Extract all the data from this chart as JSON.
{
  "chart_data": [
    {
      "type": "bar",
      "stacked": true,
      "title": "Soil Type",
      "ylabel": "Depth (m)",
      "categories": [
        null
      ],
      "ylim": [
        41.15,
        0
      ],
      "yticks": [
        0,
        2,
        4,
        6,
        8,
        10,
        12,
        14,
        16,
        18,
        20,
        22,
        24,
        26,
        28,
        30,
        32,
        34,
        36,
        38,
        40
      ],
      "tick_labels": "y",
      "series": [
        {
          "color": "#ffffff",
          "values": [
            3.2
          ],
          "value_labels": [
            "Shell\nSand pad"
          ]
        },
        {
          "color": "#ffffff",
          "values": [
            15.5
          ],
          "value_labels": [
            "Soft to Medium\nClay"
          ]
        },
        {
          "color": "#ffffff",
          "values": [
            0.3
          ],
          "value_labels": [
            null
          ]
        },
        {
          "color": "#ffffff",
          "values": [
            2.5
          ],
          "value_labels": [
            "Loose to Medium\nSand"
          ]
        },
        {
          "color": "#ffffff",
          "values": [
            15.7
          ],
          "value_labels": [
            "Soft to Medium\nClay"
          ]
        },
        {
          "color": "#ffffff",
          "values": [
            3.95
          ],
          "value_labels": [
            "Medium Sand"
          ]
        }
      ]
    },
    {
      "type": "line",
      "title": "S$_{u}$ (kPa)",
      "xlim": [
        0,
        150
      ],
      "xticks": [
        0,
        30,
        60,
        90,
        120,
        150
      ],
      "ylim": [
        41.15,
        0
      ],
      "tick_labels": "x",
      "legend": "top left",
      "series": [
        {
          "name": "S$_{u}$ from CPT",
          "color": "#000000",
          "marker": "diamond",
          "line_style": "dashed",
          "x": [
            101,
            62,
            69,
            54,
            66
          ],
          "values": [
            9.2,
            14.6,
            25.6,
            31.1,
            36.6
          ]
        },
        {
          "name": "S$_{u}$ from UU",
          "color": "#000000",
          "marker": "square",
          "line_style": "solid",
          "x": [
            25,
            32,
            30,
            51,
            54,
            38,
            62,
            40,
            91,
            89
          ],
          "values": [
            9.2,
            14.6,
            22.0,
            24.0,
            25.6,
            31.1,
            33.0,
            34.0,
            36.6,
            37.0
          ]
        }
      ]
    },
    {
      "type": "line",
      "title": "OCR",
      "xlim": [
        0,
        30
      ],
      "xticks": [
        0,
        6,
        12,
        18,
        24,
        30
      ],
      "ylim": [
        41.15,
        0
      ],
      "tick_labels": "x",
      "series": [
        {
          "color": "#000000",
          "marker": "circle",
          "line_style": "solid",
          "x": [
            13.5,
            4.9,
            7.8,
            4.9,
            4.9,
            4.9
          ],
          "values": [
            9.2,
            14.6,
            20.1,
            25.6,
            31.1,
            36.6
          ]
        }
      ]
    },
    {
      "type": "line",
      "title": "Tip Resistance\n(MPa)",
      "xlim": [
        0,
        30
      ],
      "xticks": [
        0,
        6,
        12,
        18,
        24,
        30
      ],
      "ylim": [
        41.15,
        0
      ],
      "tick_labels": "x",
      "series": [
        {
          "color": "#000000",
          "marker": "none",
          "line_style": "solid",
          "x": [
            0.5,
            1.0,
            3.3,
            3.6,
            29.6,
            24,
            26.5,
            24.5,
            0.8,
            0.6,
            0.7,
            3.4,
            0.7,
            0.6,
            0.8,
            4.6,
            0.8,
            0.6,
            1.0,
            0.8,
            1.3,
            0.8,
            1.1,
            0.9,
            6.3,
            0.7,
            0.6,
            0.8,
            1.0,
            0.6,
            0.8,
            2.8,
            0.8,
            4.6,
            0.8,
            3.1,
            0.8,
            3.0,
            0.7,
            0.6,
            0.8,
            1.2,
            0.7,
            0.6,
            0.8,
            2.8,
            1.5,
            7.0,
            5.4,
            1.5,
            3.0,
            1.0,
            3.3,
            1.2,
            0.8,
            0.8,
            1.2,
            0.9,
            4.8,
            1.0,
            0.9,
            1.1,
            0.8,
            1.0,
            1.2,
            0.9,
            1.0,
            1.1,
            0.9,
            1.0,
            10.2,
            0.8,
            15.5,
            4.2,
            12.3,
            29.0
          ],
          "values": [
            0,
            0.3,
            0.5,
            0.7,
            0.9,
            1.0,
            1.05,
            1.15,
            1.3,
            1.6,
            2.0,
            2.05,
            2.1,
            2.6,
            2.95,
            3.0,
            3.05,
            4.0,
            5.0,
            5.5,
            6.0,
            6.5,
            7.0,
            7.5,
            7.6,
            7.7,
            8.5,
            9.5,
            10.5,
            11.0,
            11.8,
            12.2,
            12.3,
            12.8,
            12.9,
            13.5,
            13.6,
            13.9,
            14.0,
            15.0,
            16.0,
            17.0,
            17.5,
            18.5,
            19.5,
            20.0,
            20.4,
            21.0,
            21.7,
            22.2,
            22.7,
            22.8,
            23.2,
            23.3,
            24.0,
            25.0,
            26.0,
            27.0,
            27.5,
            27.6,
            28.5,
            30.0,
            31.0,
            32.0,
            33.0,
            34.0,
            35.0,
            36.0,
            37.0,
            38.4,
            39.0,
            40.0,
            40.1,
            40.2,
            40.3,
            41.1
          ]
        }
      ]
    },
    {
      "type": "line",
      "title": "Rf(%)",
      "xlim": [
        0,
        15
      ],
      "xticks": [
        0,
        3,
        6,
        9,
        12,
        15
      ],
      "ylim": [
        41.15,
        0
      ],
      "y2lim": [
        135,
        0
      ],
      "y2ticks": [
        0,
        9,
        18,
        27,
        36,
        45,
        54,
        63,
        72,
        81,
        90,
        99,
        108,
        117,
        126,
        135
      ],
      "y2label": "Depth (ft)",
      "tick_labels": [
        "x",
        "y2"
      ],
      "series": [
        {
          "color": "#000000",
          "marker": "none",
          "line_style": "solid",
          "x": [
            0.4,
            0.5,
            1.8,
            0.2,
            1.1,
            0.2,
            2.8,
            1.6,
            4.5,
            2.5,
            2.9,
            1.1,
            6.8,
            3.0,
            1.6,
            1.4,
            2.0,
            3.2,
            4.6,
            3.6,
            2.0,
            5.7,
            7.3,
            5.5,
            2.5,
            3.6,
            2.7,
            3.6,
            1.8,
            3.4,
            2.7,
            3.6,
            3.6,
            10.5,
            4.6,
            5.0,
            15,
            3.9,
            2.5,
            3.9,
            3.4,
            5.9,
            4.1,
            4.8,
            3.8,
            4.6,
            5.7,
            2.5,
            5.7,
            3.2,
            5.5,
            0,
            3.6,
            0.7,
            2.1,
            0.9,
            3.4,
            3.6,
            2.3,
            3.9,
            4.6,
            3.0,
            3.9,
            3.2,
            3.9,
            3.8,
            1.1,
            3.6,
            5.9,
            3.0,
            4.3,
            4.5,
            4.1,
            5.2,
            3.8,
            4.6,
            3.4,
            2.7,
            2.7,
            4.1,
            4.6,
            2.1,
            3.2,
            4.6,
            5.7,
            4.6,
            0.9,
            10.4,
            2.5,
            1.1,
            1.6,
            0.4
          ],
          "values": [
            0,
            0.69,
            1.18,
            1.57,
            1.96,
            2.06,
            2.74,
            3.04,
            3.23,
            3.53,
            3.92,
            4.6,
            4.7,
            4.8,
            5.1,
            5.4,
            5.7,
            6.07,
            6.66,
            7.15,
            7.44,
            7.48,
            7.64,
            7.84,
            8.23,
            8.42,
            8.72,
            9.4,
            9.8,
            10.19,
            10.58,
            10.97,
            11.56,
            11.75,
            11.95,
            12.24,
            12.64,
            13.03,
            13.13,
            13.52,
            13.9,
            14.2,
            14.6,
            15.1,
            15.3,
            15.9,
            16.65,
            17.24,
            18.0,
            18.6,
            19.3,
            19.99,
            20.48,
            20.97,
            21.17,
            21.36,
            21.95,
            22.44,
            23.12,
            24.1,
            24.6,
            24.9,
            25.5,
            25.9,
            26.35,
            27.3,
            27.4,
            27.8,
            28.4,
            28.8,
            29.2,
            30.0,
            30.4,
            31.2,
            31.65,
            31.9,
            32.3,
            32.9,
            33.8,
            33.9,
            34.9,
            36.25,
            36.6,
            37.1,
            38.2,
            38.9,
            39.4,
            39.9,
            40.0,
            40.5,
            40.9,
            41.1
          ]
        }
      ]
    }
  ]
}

○ ○ ○ ○

REQUIREMENTS: Give the count of lines holding the word "title" and nothing more.

SOLUTION: 5